Instruction: Find how many lines in the material hold the word "this", then state that number and nothing more.
======
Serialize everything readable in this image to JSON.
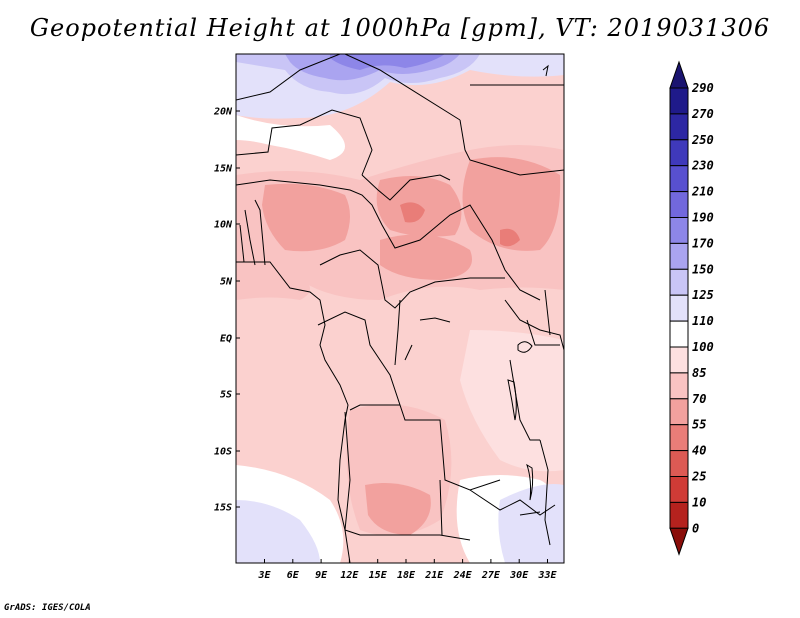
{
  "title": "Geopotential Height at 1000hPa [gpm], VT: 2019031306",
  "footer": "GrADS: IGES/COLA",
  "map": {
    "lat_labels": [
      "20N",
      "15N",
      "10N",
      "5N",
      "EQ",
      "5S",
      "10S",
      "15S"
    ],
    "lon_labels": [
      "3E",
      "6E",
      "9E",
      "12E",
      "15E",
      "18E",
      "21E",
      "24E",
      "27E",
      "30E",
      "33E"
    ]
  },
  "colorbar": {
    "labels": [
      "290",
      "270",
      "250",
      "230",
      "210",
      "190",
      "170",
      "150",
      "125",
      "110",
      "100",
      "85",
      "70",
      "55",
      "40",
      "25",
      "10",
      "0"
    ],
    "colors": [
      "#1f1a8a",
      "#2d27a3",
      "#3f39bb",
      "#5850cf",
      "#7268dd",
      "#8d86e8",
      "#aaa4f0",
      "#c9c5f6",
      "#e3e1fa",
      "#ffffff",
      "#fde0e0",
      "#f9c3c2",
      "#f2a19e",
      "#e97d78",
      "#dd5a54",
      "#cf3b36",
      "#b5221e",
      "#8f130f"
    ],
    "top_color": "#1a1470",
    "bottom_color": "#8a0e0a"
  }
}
======
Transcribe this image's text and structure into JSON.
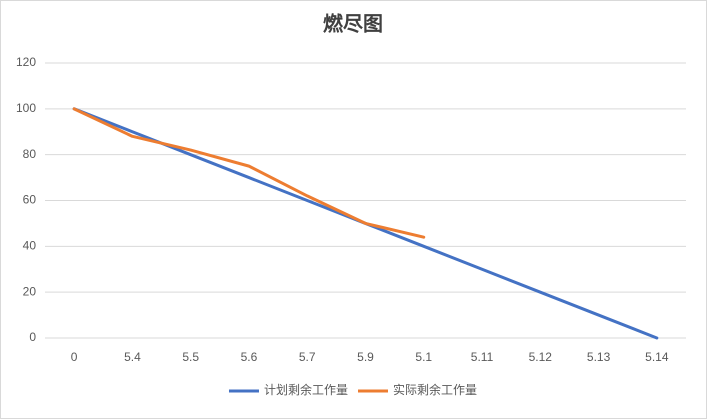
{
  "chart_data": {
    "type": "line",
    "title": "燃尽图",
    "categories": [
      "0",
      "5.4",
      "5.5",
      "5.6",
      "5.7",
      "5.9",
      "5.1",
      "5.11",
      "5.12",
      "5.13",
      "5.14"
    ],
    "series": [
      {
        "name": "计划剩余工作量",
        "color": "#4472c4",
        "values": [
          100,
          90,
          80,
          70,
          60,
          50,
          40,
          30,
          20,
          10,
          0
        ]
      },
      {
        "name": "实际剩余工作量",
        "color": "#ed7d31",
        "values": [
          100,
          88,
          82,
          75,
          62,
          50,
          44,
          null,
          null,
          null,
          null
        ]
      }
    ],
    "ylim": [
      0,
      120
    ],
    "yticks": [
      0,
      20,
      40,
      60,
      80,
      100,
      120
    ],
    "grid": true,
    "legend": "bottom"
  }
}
======
Task result: 2